- [Dataset items]

■ ■ ■ ■ ■ ■ ■

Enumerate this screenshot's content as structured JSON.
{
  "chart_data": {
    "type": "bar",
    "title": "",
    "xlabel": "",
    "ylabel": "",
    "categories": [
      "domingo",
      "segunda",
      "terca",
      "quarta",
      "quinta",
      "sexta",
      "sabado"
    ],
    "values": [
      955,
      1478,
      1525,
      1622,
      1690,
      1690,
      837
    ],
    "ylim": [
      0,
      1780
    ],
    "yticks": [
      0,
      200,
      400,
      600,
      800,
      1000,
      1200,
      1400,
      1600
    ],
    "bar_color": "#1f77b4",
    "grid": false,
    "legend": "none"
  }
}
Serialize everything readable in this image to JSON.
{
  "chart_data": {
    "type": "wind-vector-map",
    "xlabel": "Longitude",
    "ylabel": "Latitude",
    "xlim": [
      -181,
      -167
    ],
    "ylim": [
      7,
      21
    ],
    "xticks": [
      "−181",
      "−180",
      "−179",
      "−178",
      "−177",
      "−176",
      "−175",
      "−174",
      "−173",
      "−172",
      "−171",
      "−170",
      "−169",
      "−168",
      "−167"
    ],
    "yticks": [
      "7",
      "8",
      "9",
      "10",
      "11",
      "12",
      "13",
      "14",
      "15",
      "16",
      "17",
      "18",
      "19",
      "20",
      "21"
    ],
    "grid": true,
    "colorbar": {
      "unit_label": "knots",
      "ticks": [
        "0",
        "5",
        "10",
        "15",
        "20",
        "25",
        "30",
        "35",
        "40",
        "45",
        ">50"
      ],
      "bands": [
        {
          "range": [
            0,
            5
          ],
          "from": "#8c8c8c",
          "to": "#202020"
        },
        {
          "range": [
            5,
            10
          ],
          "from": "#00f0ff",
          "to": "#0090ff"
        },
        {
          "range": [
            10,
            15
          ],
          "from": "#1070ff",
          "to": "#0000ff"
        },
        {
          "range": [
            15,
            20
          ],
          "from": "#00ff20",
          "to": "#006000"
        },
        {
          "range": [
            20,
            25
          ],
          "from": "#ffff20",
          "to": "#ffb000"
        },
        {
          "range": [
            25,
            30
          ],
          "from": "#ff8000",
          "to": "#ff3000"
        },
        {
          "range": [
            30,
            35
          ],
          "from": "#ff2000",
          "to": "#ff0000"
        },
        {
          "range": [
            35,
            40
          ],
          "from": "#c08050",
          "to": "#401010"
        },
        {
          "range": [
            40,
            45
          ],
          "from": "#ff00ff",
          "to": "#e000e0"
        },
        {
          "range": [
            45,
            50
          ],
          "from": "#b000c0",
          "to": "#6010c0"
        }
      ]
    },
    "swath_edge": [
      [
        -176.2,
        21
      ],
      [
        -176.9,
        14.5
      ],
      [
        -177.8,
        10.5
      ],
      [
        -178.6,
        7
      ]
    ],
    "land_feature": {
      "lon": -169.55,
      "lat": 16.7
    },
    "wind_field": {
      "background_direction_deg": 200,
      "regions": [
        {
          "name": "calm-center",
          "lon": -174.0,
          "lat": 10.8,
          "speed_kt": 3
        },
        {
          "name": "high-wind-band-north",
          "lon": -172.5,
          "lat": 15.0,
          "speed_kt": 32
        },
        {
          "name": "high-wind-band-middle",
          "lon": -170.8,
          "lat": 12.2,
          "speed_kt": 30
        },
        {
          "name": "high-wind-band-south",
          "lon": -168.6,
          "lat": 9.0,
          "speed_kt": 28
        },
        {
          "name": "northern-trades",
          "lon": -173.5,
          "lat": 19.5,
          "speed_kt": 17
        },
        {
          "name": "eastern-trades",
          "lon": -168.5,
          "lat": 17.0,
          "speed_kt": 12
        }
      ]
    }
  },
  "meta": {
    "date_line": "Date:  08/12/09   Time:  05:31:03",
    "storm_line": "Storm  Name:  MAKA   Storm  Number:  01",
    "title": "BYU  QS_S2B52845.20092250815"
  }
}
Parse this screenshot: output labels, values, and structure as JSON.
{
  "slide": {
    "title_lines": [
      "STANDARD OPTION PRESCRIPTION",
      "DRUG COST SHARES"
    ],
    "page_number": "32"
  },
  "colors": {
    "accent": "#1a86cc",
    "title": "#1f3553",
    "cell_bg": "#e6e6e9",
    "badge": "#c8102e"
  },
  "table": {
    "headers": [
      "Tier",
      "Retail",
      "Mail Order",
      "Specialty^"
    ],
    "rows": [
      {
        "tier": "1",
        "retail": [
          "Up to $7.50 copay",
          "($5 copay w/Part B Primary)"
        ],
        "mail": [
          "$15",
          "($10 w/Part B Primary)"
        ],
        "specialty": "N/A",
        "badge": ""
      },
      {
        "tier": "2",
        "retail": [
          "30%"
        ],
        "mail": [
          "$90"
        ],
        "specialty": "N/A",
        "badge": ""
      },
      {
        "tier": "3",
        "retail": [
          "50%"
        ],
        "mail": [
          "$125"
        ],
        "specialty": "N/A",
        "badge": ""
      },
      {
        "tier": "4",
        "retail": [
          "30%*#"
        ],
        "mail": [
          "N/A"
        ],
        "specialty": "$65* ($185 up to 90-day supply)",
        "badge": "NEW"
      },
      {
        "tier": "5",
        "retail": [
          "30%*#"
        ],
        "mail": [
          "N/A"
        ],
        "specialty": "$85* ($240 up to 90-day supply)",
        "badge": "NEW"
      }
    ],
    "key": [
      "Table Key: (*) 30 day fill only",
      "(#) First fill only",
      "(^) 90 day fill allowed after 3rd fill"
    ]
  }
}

■ ■ ■ ■ ■ ■ ■

- [Work required] Extract all of the material exactly as it is written.

- [Answer to this problem]
Enumerate this screenshot's content as structured JSON.
{
  "chart_data": {
    "type": "bar",
    "title": "",
    "xlabel": "",
    "ylabel": "",
    "categories": [
      "domingo",
      "segunda",
      "terca",
      "quarta",
      "quinta",
      "sexta",
      "sabado"
    ],
    "values": [
      955,
      1478,
      1525,
      1622,
      1690,
      1690,
      837
    ],
    "ylim": [
      0,
      1780
    ],
    "yticks": [
      0,
      200,
      400,
      600,
      800,
      1000,
      1200,
      1400,
      1600
    ],
    "bar_color": "#1f77b4",
    "grid": false,
    "legend": "none"
  }
}
Serialize everything readable in this image to JSON.
{
  "chart_data": {
    "type": "wind-vector-map",
    "xlabel": "Longitude",
    "ylabel": "Latitude",
    "xlim": [
      -181,
      -167
    ],
    "ylim": [
      7,
      21
    ],
    "xticks": [
      "−181",
      "−180",
      "−179",
      "−178",
      "−177",
      "−176",
      "−175",
      "−174",
      "−173",
      "−172",
      "−171",
      "−170",
      "−169",
      "−168",
      "−167"
    ],
    "yticks": [
      "7",
      "8",
      "9",
      "10",
      "11",
      "12",
      "13",
      "14",
      "15",
      "16",
      "17",
      "18",
      "19",
      "20",
      "21"
    ],
    "grid": true,
    "colorbar": {
      "unit_label": "knots",
      "ticks": [
        "0",
        "5",
        "10",
        "15",
        "20",
        "25",
        "30",
        "35",
        "40",
        "45",
        ">50"
      ],
      "bands": [
        {
          "range": [
            0,
            5
          ],
          "from": "#8c8c8c",
          "to": "#202020"
        },
        {
          "range": [
            5,
            10
          ],
          "from": "#00f0ff",
          "to": "#0090ff"
        },
        {
          "range": [
            10,
            15
          ],
          "from": "#1070ff",
          "to": "#0000ff"
        },
        {
          "range": [
            15,
            20
          ],
          "from": "#00ff20",
          "to": "#006000"
        },
        {
          "range": [
            20,
            25
          ],
          "from": "#ffff20",
          "to": "#ffb000"
        },
        {
          "range": [
            25,
            30
          ],
          "from": "#ff8000",
          "to": "#ff3000"
        },
        {
          "range": [
            30,
            35
          ],
          "from": "#ff2000",
          "to": "#ff0000"
        },
        {
          "range": [
            35,
            40
          ],
          "from": "#c08050",
          "to": "#401010"
        },
        {
          "range": [
            40,
            45
          ],
          "from": "#ff00ff",
          "to": "#e000e0"
        },
        {
          "range": [
            45,
            50
          ],
          "from": "#b000c0",
          "to": "#6010c0"
        }
      ]
    },
    "swath_edge": [
      [
        -176.2,
        21
      ],
      [
        -176.9,
        14.5
      ],
      [
        -177.8,
        10.5
      ],
      [
        -178.6,
        7
      ]
    ],
    "land_feature": {
      "lon": -169.55,
      "lat": 16.7
    },
    "wind_field": {
      "background_direction_deg": 200,
      "regions": [
        {
          "name": "calm-center",
          "lon": -174.0,
          "lat": 10.8,
          "speed_kt": 3
        },
        {
          "name": "high-wind-band-north",
          "lon": -172.5,
          "lat": 15.0,
          "speed_kt": 32
        },
        {
          "name": "high-wind-band-middle",
          "lon": -170.8,
          "lat": 12.2,
          "speed_kt": 30
        },
        {
          "name": "high-wind-band-south",
          "lon": -168.6,
          "lat": 9.0,
          "speed_kt": 28
        },
        {
          "name": "northern-trades",
          "lon": -173.5,
          "lat": 19.5,
          "speed_kt": 17
        },
        {
          "name": "eastern-trades",
          "lon": -168.5,
          "lat": 17.0,
          "speed_kt": 12
        }
      ]
    }
  },
  "meta": {
    "date_line": "Date:  08/12/09   Time:  05:31:03",
    "storm_line": "Storm  Name:  MAKA   Storm  Number:  01",
    "title": "BYU  QS_S2B52845.20092250815"
  }
}
Parse this screenshot: output labels, values, and structure as JSON.
{
  "slide": {
    "title_lines": [
      "STANDARD OPTION PRESCRIPTION",
      "DRUG COST SHARES"
    ],
    "page_number": "32"
  },
  "colors": {
    "accent": "#1a86cc",
    "title": "#1f3553",
    "cell_bg": "#e6e6e9",
    "badge": "#c8102e"
  },
  "table": {
    "headers": [
      "Tier",
      "Retail",
      "Mail Order",
      "Specialty^"
    ],
    "rows": [
      {
        "tier": "1",
        "retail": [
          "Up to $7.50 copay",
          "($5 copay w/Part B Primary)"
        ],
        "mail": [
          "$15",
          "($10 w/Part B Primary)"
        ],
        "specialty": "N/A",
        "badge": ""
      },
      {
        "tier": "2",
        "retail": [
          "30%"
        ],
        "mail": [
          "$90"
        ],
        "specialty": "N/A",
        "badge": ""
      },
      {
        "tier": "3",
        "retail": [
          "50%"
        ],
        "mail": [
          "$125"
        ],
        "specialty": "N/A",
        "badge": ""
      },
      {
        "tier": "4",
        "retail": [
          "30%*#"
        ],
        "mail": [
          "N/A"
        ],
        "specialty": "$65* ($185 up to 90-day supply)",
        "badge": "NEW"
      },
      {
        "tier": "5",
        "retail": [
          "30%*#"
        ],
        "mail": [
          "N/A"
        ],
        "specialty": "$85* ($240 up to 90-day supply)",
        "badge": "NEW"
      }
    ],
    "key": [
      "Table Key: (*) 30 day fill only",
      "(#) First fill only",
      "(^) 90 day fill allowed after 3rd fill"
    ]
  }
}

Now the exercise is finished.